┌──

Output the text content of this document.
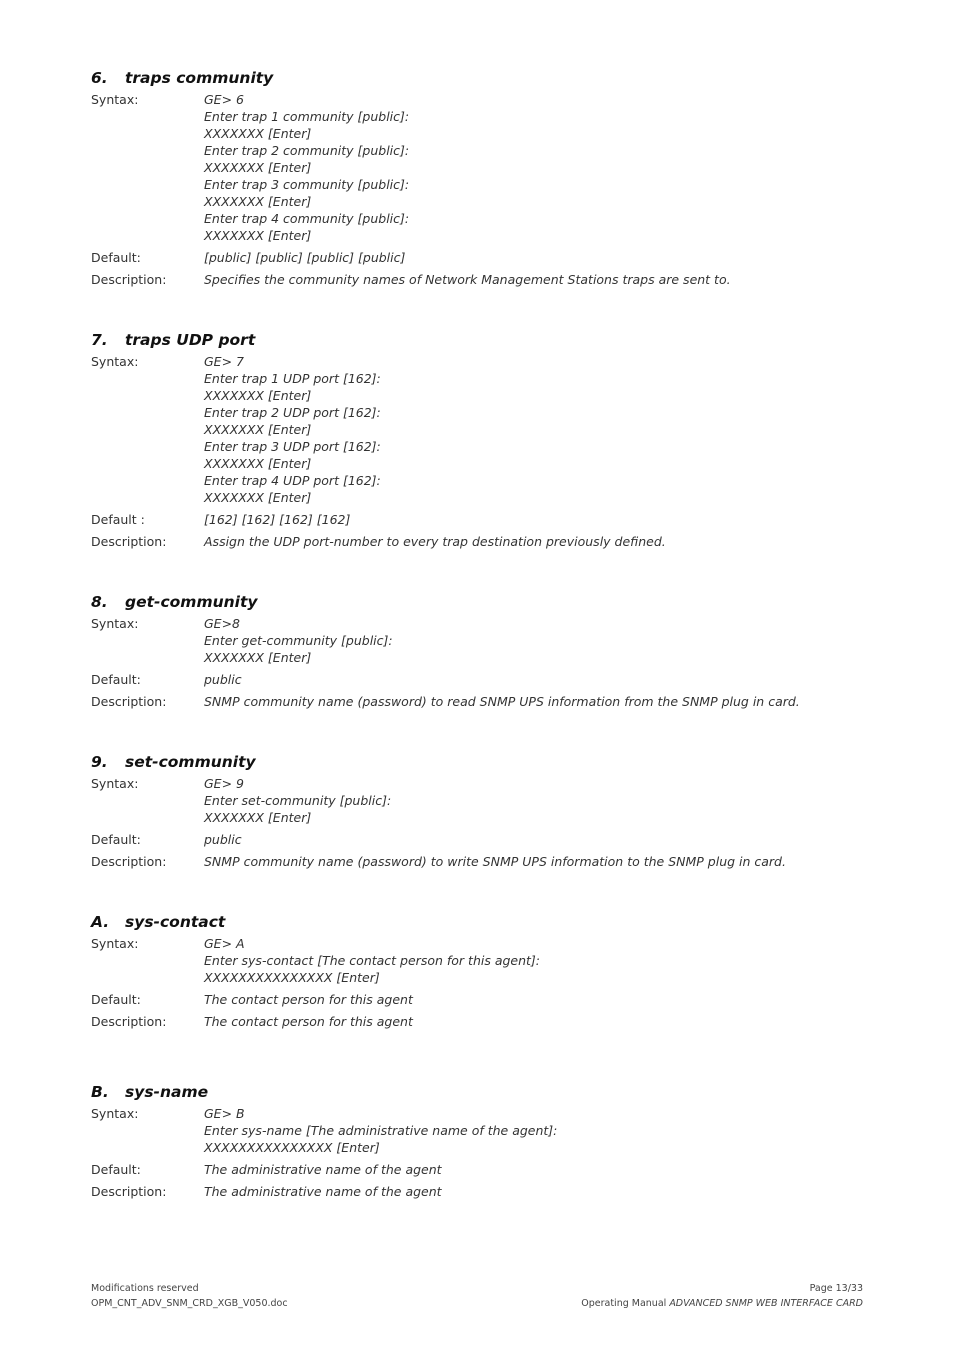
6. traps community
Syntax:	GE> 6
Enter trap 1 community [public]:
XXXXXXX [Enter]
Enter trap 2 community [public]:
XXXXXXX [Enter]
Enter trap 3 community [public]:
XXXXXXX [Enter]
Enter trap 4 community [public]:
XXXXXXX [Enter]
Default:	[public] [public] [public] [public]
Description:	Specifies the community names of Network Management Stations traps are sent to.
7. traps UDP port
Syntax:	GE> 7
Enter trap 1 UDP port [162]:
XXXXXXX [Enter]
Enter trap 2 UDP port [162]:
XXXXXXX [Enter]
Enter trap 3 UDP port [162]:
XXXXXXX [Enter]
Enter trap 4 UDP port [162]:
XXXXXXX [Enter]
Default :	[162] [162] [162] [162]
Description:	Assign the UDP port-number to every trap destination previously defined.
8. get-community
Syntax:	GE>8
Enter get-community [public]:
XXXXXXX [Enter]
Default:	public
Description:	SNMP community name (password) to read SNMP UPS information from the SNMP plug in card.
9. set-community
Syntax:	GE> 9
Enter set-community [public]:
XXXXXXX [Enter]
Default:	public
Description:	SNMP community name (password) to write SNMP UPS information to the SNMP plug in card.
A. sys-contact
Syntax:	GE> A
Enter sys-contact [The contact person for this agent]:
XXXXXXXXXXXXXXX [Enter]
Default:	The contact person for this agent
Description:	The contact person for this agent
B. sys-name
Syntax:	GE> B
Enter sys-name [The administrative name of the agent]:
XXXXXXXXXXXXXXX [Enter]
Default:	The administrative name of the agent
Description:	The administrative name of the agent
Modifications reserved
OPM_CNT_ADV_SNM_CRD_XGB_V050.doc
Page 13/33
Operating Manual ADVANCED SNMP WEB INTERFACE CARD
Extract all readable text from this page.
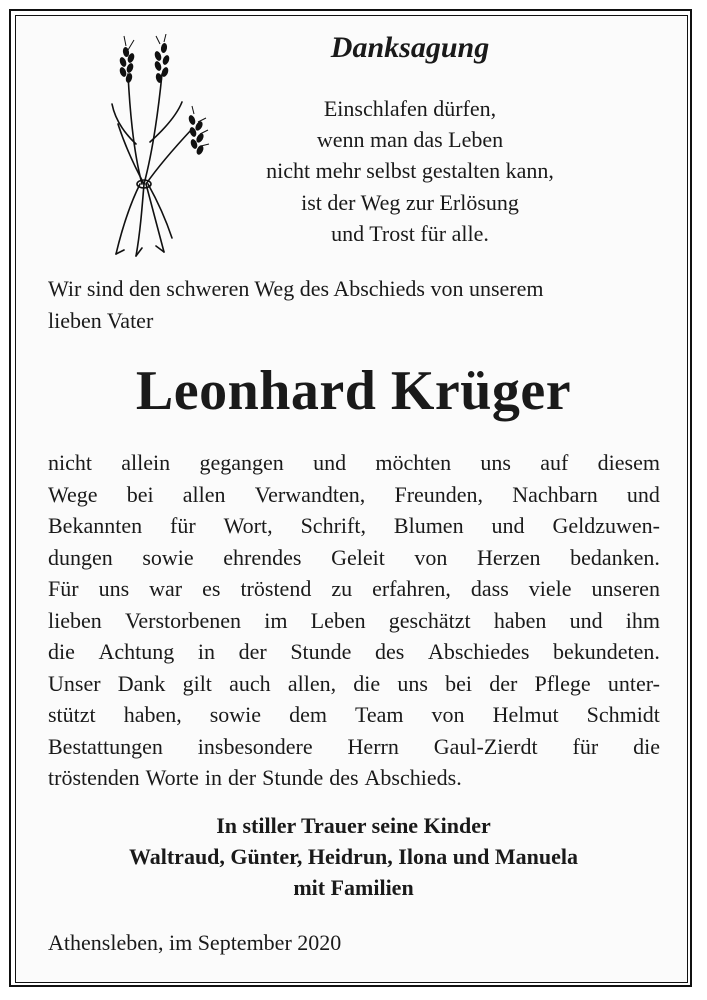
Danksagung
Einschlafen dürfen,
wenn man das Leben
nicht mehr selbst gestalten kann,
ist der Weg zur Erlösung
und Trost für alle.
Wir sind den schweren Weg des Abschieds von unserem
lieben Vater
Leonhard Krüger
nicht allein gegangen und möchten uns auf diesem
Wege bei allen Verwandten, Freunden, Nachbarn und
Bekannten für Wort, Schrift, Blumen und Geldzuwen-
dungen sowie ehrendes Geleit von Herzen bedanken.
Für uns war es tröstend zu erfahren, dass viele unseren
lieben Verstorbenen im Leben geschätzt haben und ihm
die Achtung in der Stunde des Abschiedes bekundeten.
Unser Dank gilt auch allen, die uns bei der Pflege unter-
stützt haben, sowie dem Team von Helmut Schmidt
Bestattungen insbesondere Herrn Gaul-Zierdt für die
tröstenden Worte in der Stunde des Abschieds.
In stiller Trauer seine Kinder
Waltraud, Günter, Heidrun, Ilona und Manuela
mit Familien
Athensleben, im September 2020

└──
┌──

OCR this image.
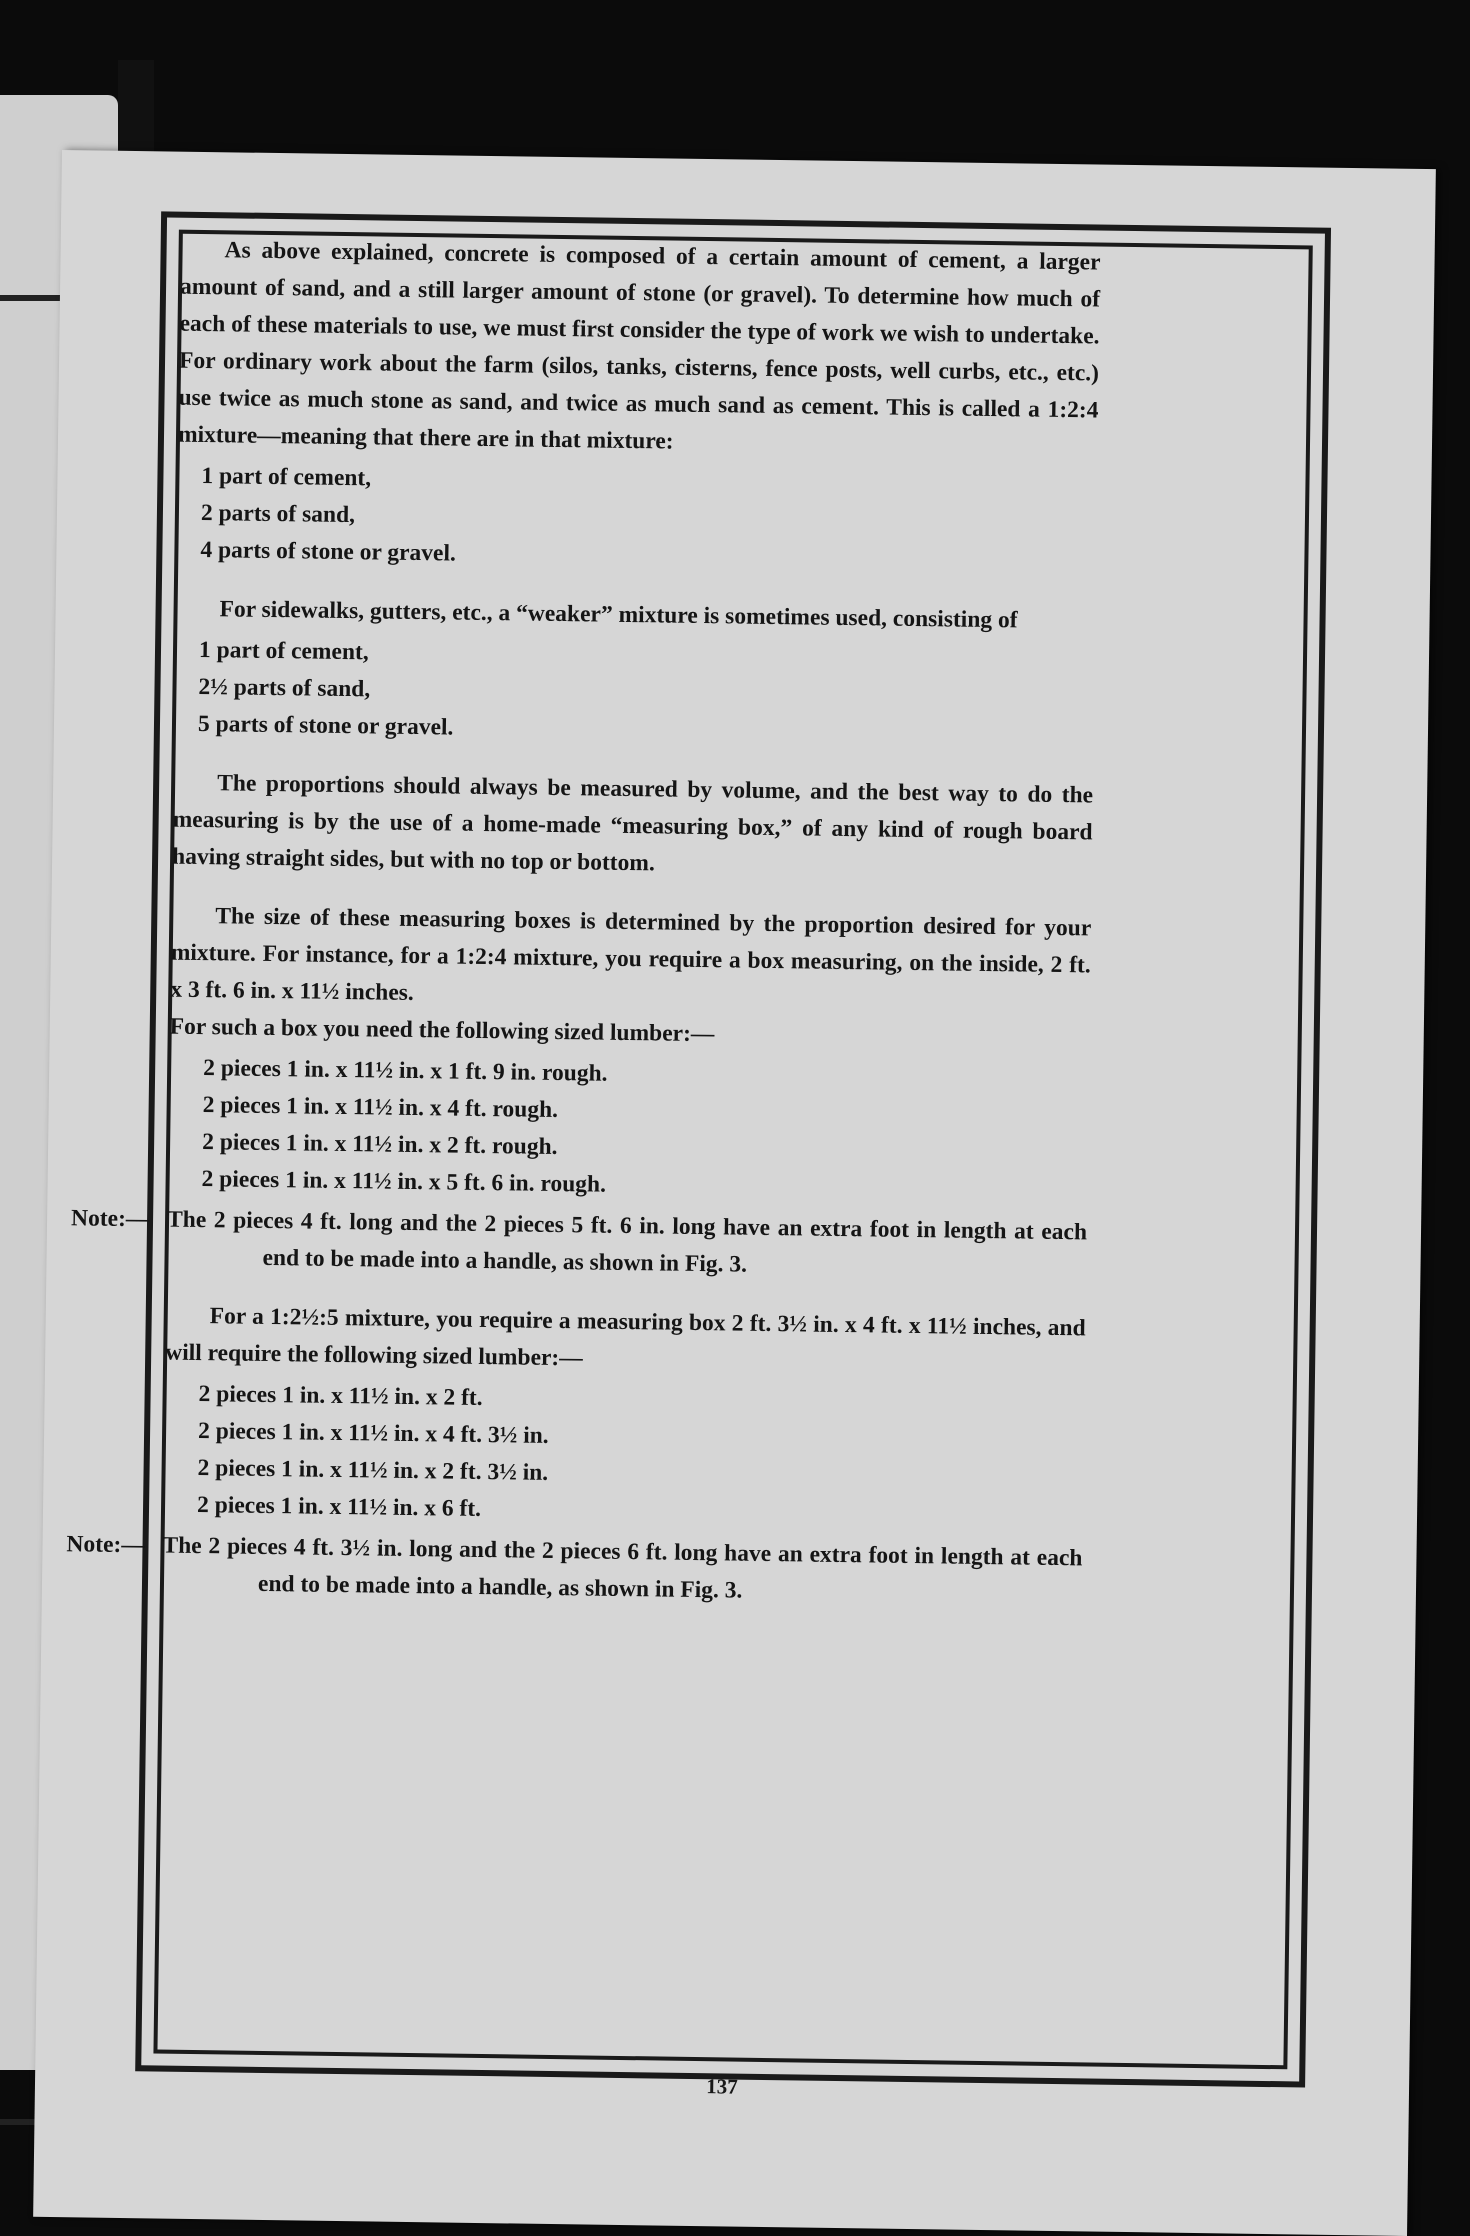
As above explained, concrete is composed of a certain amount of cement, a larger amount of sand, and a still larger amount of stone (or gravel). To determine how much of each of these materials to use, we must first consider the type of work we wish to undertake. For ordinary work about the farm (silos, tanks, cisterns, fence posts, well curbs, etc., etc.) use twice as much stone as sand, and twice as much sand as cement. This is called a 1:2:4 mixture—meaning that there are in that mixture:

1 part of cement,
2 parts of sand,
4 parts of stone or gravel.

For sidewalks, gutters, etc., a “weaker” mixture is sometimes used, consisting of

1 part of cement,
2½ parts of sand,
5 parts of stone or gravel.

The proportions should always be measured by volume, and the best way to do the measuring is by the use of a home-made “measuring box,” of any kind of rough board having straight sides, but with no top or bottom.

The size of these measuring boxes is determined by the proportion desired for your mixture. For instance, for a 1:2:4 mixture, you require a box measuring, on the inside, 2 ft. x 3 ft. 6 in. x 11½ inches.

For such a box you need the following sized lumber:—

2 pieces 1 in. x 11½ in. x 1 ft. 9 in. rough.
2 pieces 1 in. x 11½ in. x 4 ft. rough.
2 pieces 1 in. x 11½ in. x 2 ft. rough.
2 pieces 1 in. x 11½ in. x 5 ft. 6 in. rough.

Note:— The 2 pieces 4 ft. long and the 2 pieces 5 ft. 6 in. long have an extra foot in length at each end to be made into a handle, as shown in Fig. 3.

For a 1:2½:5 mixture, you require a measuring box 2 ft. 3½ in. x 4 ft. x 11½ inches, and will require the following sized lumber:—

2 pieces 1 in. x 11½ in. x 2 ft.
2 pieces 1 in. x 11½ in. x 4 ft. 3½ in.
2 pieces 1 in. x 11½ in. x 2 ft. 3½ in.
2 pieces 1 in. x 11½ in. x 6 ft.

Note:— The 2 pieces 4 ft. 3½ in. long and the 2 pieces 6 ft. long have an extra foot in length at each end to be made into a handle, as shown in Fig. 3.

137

└──

The request> Using the records above, find and show each line with the string "plug".

Result of this task>
Description:	SNMP community name (password) to read SNMP UPS information from the SNMP plug in card.
Description:	SNMP community name (password) to write SNMP UPS information to the SNMP plug in card.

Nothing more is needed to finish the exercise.